**DESCRIPTION OF THE TASK**
Check every line of the entries that follow, and copy the ones containing "Portofolio".
....
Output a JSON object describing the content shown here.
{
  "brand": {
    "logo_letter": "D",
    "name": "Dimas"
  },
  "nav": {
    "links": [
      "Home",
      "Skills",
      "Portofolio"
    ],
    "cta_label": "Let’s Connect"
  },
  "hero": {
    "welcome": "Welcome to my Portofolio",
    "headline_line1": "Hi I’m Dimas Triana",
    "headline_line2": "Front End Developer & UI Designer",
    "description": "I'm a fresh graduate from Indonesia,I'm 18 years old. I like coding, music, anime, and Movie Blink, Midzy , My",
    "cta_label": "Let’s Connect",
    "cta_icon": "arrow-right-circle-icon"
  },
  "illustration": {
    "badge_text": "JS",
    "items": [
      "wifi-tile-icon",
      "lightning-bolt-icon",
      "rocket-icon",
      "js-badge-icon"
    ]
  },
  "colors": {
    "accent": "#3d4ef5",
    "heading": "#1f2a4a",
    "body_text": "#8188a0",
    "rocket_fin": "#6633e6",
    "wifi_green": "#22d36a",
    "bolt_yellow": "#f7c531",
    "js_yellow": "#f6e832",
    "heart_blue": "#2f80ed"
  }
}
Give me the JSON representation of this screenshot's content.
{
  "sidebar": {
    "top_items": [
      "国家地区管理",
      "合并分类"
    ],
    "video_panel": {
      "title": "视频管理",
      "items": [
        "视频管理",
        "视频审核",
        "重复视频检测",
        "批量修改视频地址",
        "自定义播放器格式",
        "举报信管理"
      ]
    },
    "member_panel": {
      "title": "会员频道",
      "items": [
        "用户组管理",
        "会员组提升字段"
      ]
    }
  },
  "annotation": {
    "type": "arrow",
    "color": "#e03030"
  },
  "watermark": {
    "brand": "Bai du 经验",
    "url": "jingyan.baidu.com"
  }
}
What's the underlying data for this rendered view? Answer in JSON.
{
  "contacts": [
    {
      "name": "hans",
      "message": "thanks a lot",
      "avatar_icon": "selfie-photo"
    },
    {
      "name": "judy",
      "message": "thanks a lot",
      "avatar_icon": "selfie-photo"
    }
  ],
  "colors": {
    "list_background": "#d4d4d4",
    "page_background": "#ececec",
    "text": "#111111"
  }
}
....
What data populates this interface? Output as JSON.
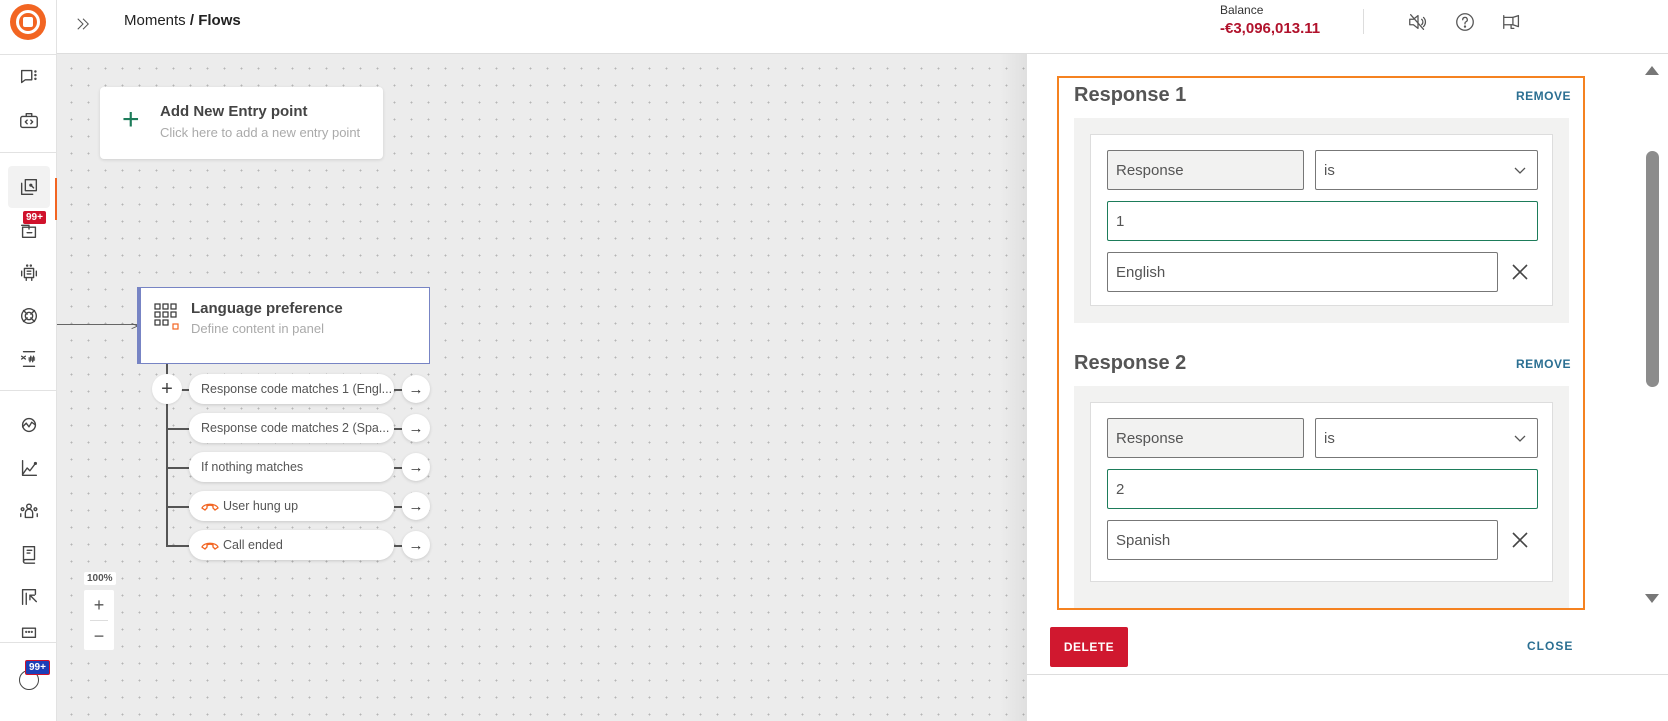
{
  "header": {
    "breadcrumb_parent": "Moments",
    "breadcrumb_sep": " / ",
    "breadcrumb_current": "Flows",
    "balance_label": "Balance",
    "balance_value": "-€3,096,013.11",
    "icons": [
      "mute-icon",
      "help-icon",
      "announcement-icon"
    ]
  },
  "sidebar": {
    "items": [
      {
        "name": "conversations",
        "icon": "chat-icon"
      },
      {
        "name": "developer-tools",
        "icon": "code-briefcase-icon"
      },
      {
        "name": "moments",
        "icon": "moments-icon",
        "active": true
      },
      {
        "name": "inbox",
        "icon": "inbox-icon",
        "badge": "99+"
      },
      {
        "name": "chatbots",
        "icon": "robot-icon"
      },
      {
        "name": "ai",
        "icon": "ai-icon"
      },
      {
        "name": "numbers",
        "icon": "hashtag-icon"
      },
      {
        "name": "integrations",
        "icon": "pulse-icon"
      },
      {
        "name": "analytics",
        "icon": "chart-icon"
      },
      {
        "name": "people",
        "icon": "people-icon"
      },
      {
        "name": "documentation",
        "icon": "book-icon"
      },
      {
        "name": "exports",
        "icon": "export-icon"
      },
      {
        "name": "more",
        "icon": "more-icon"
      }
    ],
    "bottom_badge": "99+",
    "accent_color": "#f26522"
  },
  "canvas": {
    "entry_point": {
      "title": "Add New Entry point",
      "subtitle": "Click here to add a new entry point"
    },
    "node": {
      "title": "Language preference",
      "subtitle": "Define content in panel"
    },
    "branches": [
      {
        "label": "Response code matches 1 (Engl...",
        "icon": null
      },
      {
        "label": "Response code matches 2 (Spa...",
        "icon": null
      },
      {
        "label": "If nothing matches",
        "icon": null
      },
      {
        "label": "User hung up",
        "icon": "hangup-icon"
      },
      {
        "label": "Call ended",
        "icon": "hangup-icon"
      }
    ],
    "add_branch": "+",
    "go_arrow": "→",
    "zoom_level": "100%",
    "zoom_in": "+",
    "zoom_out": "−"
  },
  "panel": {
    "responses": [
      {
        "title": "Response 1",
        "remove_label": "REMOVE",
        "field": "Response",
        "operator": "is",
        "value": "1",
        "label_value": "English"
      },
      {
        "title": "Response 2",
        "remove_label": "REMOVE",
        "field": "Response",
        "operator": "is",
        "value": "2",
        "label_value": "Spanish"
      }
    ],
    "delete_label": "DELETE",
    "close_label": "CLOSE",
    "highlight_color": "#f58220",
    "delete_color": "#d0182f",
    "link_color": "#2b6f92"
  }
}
....
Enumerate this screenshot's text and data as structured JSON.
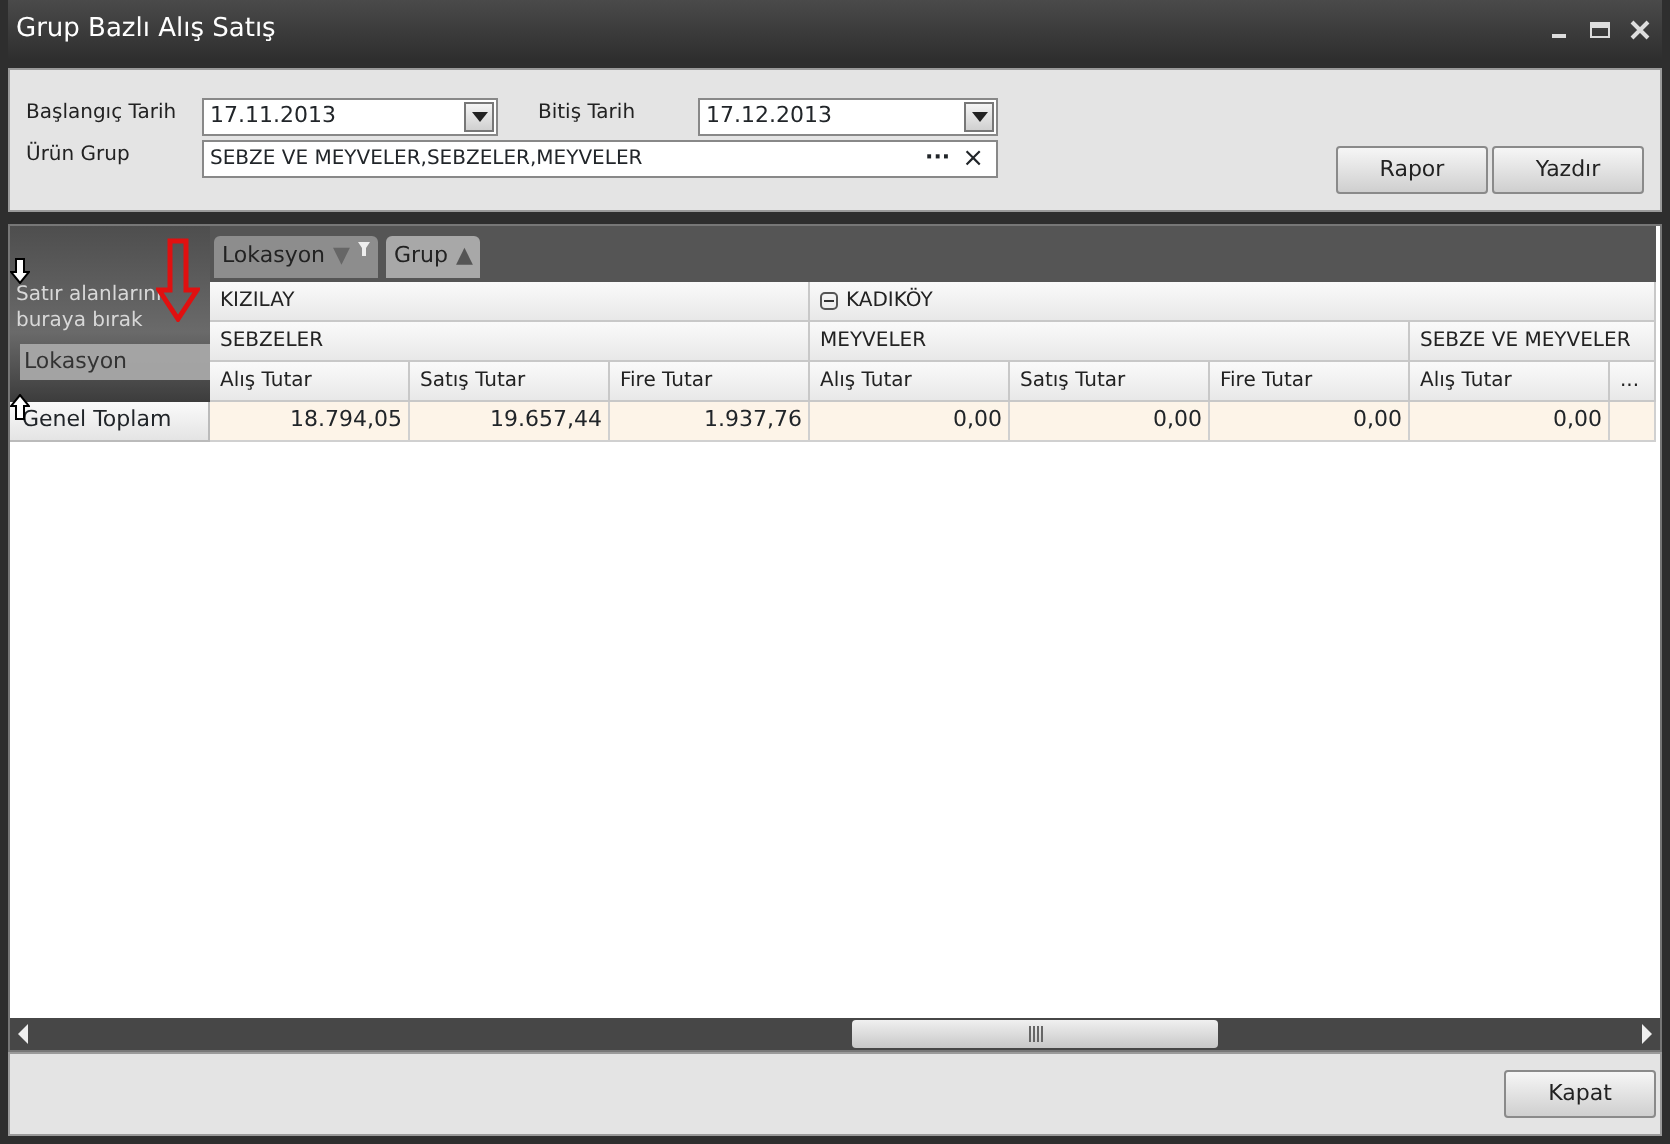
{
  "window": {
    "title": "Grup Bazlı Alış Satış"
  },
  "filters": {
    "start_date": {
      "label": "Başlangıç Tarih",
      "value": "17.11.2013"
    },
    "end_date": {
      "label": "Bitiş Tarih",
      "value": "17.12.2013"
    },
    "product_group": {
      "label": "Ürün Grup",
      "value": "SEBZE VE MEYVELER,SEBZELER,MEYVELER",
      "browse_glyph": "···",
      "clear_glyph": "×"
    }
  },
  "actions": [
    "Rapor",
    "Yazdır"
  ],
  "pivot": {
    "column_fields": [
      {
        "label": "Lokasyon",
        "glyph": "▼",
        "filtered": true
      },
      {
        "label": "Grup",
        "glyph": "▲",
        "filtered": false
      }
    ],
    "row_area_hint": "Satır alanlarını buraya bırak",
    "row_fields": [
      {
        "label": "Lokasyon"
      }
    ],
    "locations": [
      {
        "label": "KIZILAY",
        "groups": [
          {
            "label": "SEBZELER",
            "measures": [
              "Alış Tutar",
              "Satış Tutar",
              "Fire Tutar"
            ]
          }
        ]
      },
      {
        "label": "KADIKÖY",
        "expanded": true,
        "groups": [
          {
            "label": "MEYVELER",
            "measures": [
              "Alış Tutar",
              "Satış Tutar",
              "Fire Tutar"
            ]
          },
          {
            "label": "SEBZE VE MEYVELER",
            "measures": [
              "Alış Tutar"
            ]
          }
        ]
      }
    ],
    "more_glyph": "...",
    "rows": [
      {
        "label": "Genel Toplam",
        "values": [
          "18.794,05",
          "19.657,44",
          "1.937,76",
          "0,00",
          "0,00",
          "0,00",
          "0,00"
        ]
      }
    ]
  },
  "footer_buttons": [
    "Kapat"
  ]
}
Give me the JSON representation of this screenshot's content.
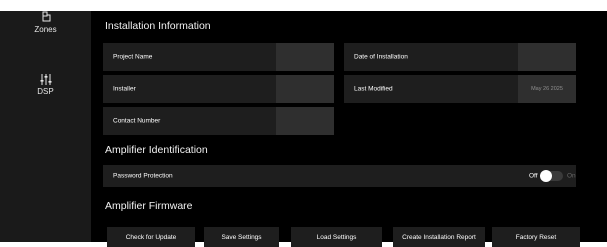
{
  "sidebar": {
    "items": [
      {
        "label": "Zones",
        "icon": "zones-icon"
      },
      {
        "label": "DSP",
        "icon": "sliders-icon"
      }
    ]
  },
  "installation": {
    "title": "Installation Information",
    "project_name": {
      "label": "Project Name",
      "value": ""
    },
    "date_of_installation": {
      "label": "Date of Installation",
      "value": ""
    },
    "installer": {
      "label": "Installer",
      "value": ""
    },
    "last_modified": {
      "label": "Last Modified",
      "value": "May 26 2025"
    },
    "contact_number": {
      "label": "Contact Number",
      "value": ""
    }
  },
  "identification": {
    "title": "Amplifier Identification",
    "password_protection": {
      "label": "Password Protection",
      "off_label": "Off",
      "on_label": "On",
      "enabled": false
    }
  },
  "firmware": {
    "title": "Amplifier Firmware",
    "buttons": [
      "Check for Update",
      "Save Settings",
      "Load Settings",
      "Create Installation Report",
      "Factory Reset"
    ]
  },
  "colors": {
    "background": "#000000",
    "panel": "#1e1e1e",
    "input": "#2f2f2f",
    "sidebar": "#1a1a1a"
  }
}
....
**RESPONSE**
      "Portofolio"
    "welcome": "Welcome to my Portofolio",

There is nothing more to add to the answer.